* _What you need to do_: Quote the listing in full, exactly as given, minus any pictures.

Data entries:
■ ■ ■ ■

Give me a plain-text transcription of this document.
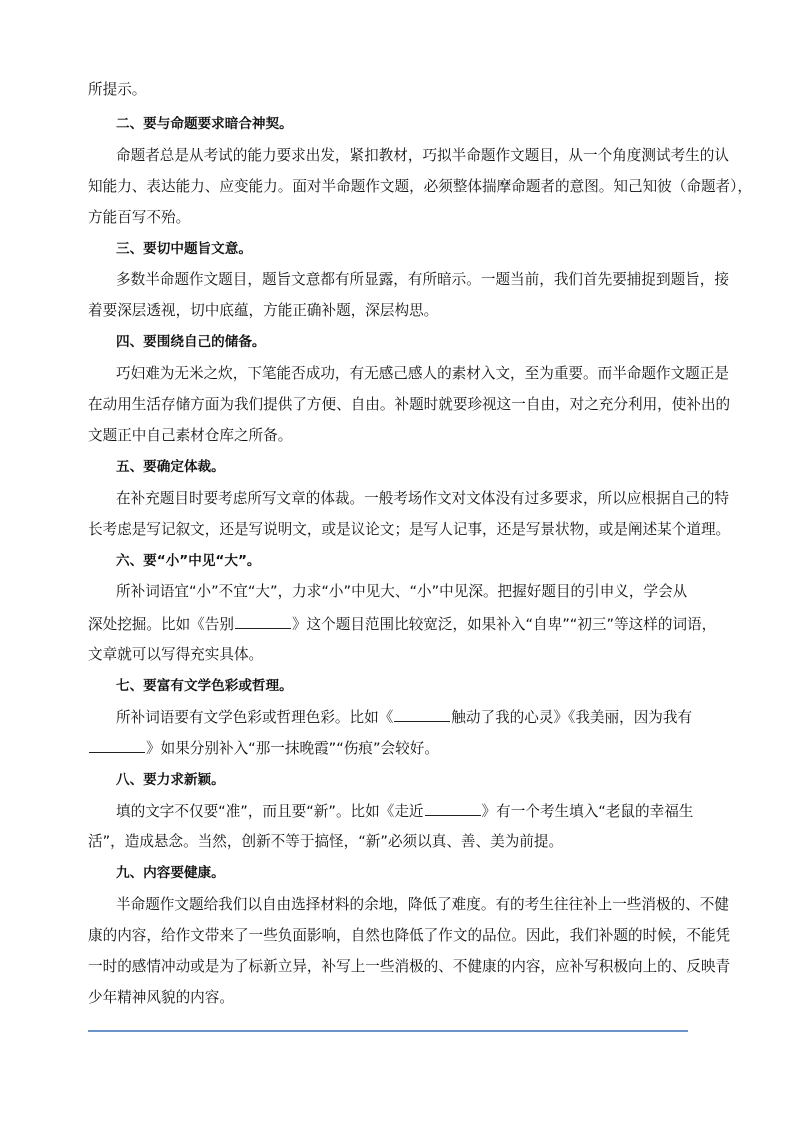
所提示。
二、要与命题要求暗合神契。
命题者总是从考试的能力要求出发，紧扣教材，巧拟半命题作文题目，从一个角度测试考生的认
知能力、表达能力、应变能力。面对半命题作文题，必须整体揣摩命题者的意图。知己知彼（命题者），
方能百写不殆。
三、要切中题旨文意。
多数半命题作文题目，题旨文意都有所显露，有所暗示。一题当前，我们首先要捕捉到题旨，接
着要深层透视，切中底蕴，方能正确补题，深层构思。
四、要围绕自己的储备。
巧妇难为无米之炊，下笔能否成功，有无感己感人的素材入文，至为重要。而半命题作文题正是
在动用生活存储方面为我们提供了方便、自由。补题时就要珍视这一自由，对之充分利用，使补出的
文题正中自己素材仓库之所备。
五、要确定体裁。
在补充题目时要考虑所写文章的体裁。一般考场作文对文体没有过多要求，所以应根据自己的特
长考虑是写记叙文，还是写说明文，或是议论文；是写人记事，还是写景状物，或是阐述某个道理。
六、要“小”中见“大”。
所补词语宜“小”不宜“大”，力求“小”中见大、“小”中见深。把握好题目的引申义，学会从
深处挖掘。比如《告别	》这个题目范围比较宽泛，如果补入“自卑”“初三”等这样的词语，
文章就可以写得充实具体。
七、要富有文学色彩或哲理。
所补词语要有文学色彩或哲理色彩。比如《	触动了我的心灵》《我美丽，因为我有
》如果分别补入“那一抹晚霞”“伤痕”会较好。
八、要力求新颖。
填的文字不仅要“准”，而且要“新”。比如《走近	》有一个考生填入“老鼠的幸福生
活”，造成悬念。当然，创新不等于搞怪，“新”必须以真、善、美为前提。
九、内容要健康。
半命题作文题给我们以自由选择材料的余地，降低了难度。有的考生往往补上一些消极的、不健
康的内容，给作文带来了一些负面影响，自然也降低了作文的品位。因此，我们补题的时候，不能凭
一时的感情冲动或是为了标新立异，补写上一些消极的、不健康的内容，应补写积极向上的、反映青
少年精神风貌的内容。
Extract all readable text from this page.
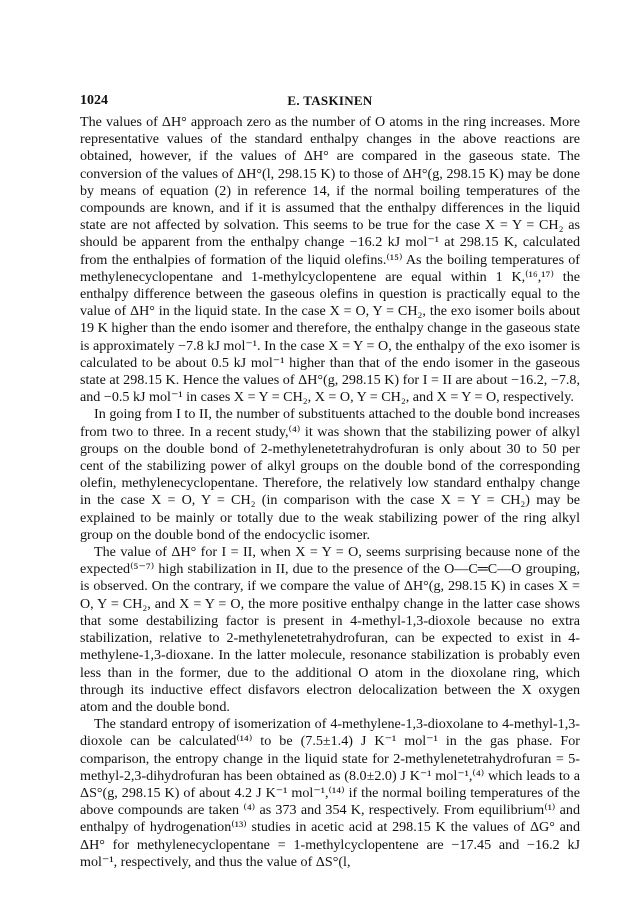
1024	E. TASKINEN

The values of ΔH° approach zero as the number of O atoms in the ring increases. More representative values of the standard enthalpy changes in the above reactions are obtained, however, if the values of ΔH° are compared in the gaseous state. The conversion of the values of ΔH°(l, 298.15 K) to those of ΔH°(g, 298.15 K) may be done by means of equation (2) in reference 14, if the normal boiling temperatures of the compounds are known, and if it is assumed that the enthalpy differences in the liquid state are not affected by solvation. This seems to be true for the case X = Y = CH₂ as should be apparent from the enthalpy change −16.2 kJ mol⁻¹ at 298.15 K, calculated from the enthalpies of formation of the liquid olefins.⁽¹⁵⁾ As the boiling temperatures of methylenecyclopentane and 1-methylcyclopentene are equal within 1 K,⁽¹⁶,¹⁷⁾ the enthalpy difference between the gaseous olefins in question is practically equal to the value of ΔH° in the liquid state. In the case X = O, Y = CH₂, the exo isomer boils about 19 K higher than the endo isomer and therefore, the enthalpy change in the gaseous state is approximately −7.8 kJ mol⁻¹. In the case X = Y = O, the enthalpy of the exo isomer is calculated to be about 0.5 kJ mol⁻¹ higher than that of the endo isomer in the gaseous state at 298.15 K. Hence the values of ΔH°(g, 298.15 K) for I = II are about −16.2, −7.8, and −0.5 kJ mol⁻¹ in cases X = Y = CH₂, X = O, Y = CH₂, and X = Y = O, respectively.

In going from I to II, the number of substituents attached to the double bond increases from two to three. In a recent study,⁽⁴⁾ it was shown that the stabilizing power of alkyl groups on the double bond of 2-methylenetetrahydrofuran is only about 30 to 50 per cent of the stabilizing power of alkyl groups on the double bond of the corresponding olefin, methylenecyclopentane. Therefore, the relatively low standard enthalpy change in the case X = O, Y = CH₂ (in comparison with the case X = Y = CH₂) may be explained to be mainly or totally due to the weak stabilizing power of the ring alkyl group on the double bond of the endocyclic isomer.

The value of ΔH° for I = II, when X = Y = O, seems surprising because none of the expected⁽⁵⁻⁷⁾ high stabilization in II, due to the presence of the O—C═C—O grouping, is observed. On the contrary, if we compare the value of ΔH°(g, 298.15 K) in cases X = O, Y = CH₂, and X = Y = O, the more positive enthalpy change in the latter case shows that some destabilizing factor is present in 4-methyl-1,3-dioxole because no extra stabilization, relative to 2-methylenetetrahydrofuran, can be expected to exist in 4-methylene-1,3-dioxane. In the latter molecule, resonance stabilization is probably even less than in the former, due to the additional O atom in the dioxolane ring, which through its inductive effect disfavors electron delocalization between the X oxygen atom and the double bond.

The standard entropy of isomerization of 4-methylene-1,3-dioxolane to 4-methyl-1,3-dioxole can be calculated⁽¹⁴⁾ to be (7.5±1.4) J K⁻¹ mol⁻¹ in the gas phase. For comparison, the entropy change in the liquid state for 2-methylenetetrahydrofuran = 5-methyl-2,3-dihydrofuran has been obtained as (8.0±2.0) J K⁻¹ mol⁻¹,⁽⁴⁾ which leads to a ΔS°(g, 298.15 K) of about 4.2 J K⁻¹ mol⁻¹,⁽¹⁴⁾ if the normal boiling temperatures of the above compounds are taken ⁽⁴⁾ as 373 and 354 K, respectively. From equilibrium⁽¹⁾ and enthalpy of hydrogenation⁽¹³⁾ studies in acetic acid at 298.15 K the values of ΔG° and ΔH° for methylenecyclopentane = 1-methylcyclopentene are −17.45 and −16.2 kJ mol⁻¹, respectively, and thus the value of ΔS°(l,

■ ■ ■ ■

* _Answer_:
Give me a plain-text transcription of this document.
所提示。
二、要与命题要求暗合神契。
命题者总是从考试的能力要求出发，紧扣教材，巧拟半命题作文题目，从一个角度测试考生的认
知能力、表达能力、应变能力。面对半命题作文题，必须整体揣摩命题者的意图。知己知彼（命题者），
方能百写不殆。
三、要切中题旨文意。
多数半命题作文题目，题旨文意都有所显露，有所暗示。一题当前，我们首先要捕捉到题旨，接
着要深层透视，切中底蕴，方能正确补题，深层构思。
四、要围绕自己的储备。
巧妇难为无米之炊，下笔能否成功，有无感己感人的素材入文，至为重要。而半命题作文题正是
在动用生活存储方面为我们提供了方便、自由。补题时就要珍视这一自由，对之充分利用，使补出的
文题正中自己素材仓库之所备。
五、要确定体裁。
在补充题目时要考虑所写文章的体裁。一般考场作文对文体没有过多要求，所以应根据自己的特
长考虑是写记叙文，还是写说明文，或是议论文；是写人记事，还是写景状物，或是阐述某个道理。
六、要“小”中见“大”。
所补词语宜“小”不宜“大”，力求“小”中见大、“小”中见深。把握好题目的引申义，学会从
深处挖掘。比如《告别	》这个题目范围比较宽泛，如果补入“自卑”“初三”等这样的词语，
文章就可以写得充实具体。
七、要富有文学色彩或哲理。
所补词语要有文学色彩或哲理色彩。比如《	触动了我的心灵》《我美丽，因为我有
》如果分别补入“那一抹晚霞”“伤痕”会较好。
八、要力求新颖。
填的文字不仅要“准”，而且要“新”。比如《走近	》有一个考生填入“老鼠的幸福生
活”，造成悬念。当然，创新不等于搞怪，“新”必须以真、善、美为前提。
九、内容要健康。
半命题作文题给我们以自由选择材料的余地，降低了难度。有的考生往往补上一些消极的、不健
康的内容，给作文带来了一些负面影响，自然也降低了作文的品位。因此，我们补题的时候，不能凭
一时的感情冲动或是为了标新立异，补写上一些消极的、不健康的内容，应补写积极向上的、反映青
少年精神风貌的内容。
Extract all readable text from this page.
1024	E. TASKINEN

The values of ΔH° approach zero as the number of O atoms in the ring increases. More representative values of the standard enthalpy changes in the above reactions are obtained, however, if the values of ΔH° are compared in the gaseous state. The conversion of the values of ΔH°(l, 298.15 K) to those of ΔH°(g, 298.15 K) may be done by means of equation (2) in reference 14, if the normal boiling temperatures of the compounds are known, and if it is assumed that the enthalpy differences in the liquid state are not affected by solvation. This seems to be true for the case X = Y = CH₂ as should be apparent from the enthalpy change −16.2 kJ mol⁻¹ at 298.15 K, calculated from the enthalpies of formation of the liquid olefins.⁽¹⁵⁾ As the boiling temperatures of methylenecyclopentane and 1-methylcyclopentene are equal within 1 K,⁽¹⁶,¹⁷⁾ the enthalpy difference between the gaseous olefins in question is practically equal to the value of ΔH° in the liquid state. In the case X = O, Y = CH₂, the exo isomer boils about 19 K higher than the endo isomer and therefore, the enthalpy change in the gaseous state is approximately −7.8 kJ mol⁻¹. In the case X = Y = O, the enthalpy of the exo isomer is calculated to be about 0.5 kJ mol⁻¹ higher than that of the endo isomer in the gaseous state at 298.15 K. Hence the values of ΔH°(g, 298.15 K) for I = II are about −16.2, −7.8, and −0.5 kJ mol⁻¹ in cases X = Y = CH₂, X = O, Y = CH₂, and X = Y = O, respectively.

In going from I to II, the number of substituents attached to the double bond increases from two to three. In a recent study,⁽⁴⁾ it was shown that the stabilizing power of alkyl groups on the double bond of 2-methylenetetrahydrofuran is only about 30 to 50 per cent of the stabilizing power of alkyl groups on the double bond of the corresponding olefin, methylenecyclopentane. Therefore, the relatively low standard enthalpy change in the case X = O, Y = CH₂ (in comparison with the case X = Y = CH₂) may be explained to be mainly or totally due to the weak stabilizing power of the ring alkyl group on the double bond of the endocyclic isomer.

The value of ΔH° for I = II, when X = Y = O, seems surprising because none of the expected⁽⁵⁻⁷⁾ high stabilization in II, due to the presence of the O—C═C—O grouping, is observed. On the contrary, if we compare the value of ΔH°(g, 298.15 K) in cases X = O, Y = CH₂, and X = Y = O, the more positive enthalpy change in the latter case shows that some destabilizing factor is present in 4-methyl-1,3-dioxole because no extra stabilization, relative to 2-methylenetetrahydrofuran, can be expected to exist in 4-methylene-1,3-dioxane. In the latter molecule, resonance stabilization is probably even less than in the former, due to the additional O atom in the dioxolane ring, which through its inductive effect disfavors electron delocalization between the X oxygen atom and the double bond.

The standard entropy of isomerization of 4-methylene-1,3-dioxolane to 4-methyl-1,3-dioxole can be calculated⁽¹⁴⁾ to be (7.5±1.4) J K⁻¹ mol⁻¹ in the gas phase. For comparison, the entropy change in the liquid state for 2-methylenetetrahydrofuran = 5-methyl-2,3-dihydrofuran has been obtained as (8.0±2.0) J K⁻¹ mol⁻¹,⁽⁴⁾ which leads to a ΔS°(g, 298.15 K) of about 4.2 J K⁻¹ mol⁻¹,⁽¹⁴⁾ if the normal boiling temperatures of the above compounds are taken ⁽⁴⁾ as 373 and 354 K, respectively. From equilibrium⁽¹⁾ and enthalpy of hydrogenation⁽¹³⁾ studies in acetic acid at 298.15 K the values of ΔG° and ΔH° for methylenecyclopentane = 1-methylcyclopentene are −17.45 and −16.2 kJ mol⁻¹, respectively, and thus the value of ΔS°(l,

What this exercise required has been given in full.